What you are asked to do:
Scan the following material for the string "label" and copy each line in which it appears.

Dataset excerpts:
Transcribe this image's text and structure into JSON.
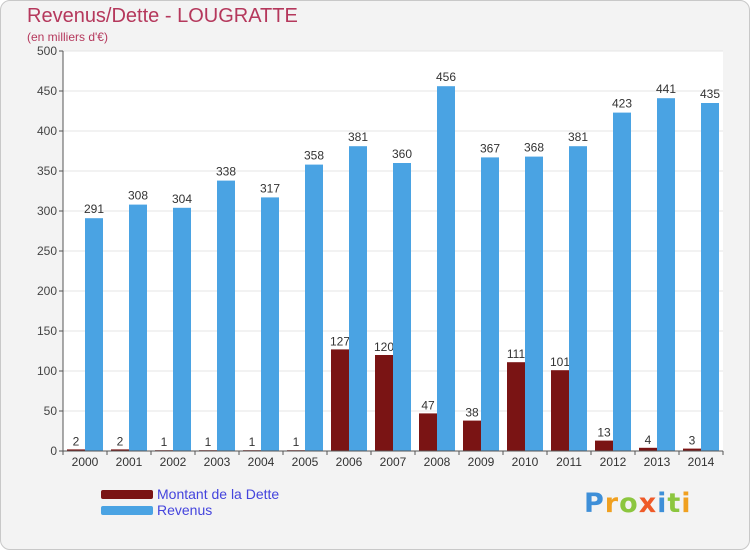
{
  "title": "Revenus/Dette - LOUGRATTE",
  "subtitle": "(en milliers d'€)",
  "brand": {
    "letters": [
      {
        "char": "P",
        "color": "#3e8fd8"
      },
      {
        "char": "r",
        "color": "#f0a020"
      },
      {
        "char": "o",
        "color": "#8cc63f"
      },
      {
        "char": "x",
        "color": "#ef5a28"
      },
      {
        "char": "i",
        "color": "#3e8fd8"
      },
      {
        "char": "t",
        "color": "#8cc63f"
      },
      {
        "char": "i",
        "color": "#f0a020"
      }
    ]
  },
  "legend": {
    "position": "bottom-left",
    "items": [
      {
        "label": "Montant de la Dette",
        "color": "#7a1414"
      },
      {
        "label": "Revenus",
        "color": "#4aa3e3"
      }
    ]
  },
  "chart_data": {
    "type": "bar",
    "categories": [
      "2000",
      "2001",
      "2002",
      "2003",
      "2004",
      "2005",
      "2006",
      "2007",
      "2008",
      "2009",
      "2010",
      "2011",
      "2012",
      "2013",
      "2014"
    ],
    "series": [
      {
        "name": "Montant de la Dette",
        "color": "#7a1414",
        "values": [
          2,
          2,
          1,
          1,
          1,
          1,
          127,
          120,
          47,
          38,
          111,
          101,
          13,
          4,
          3
        ]
      },
      {
        "name": "Revenus",
        "color": "#4aa3e3",
        "values": [
          291,
          308,
          304,
          338,
          317,
          358,
          381,
          360,
          456,
          367,
          368,
          381,
          423,
          441,
          435
        ]
      }
    ],
    "ylim": [
      0,
      500
    ],
    "yticks": [
      0,
      50,
      100,
      150,
      200,
      250,
      300,
      350,
      400,
      450,
      500
    ],
    "grid": true
  }
}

Task solution:
        "label": "Montant de la Dette",
        "label": "Revenus",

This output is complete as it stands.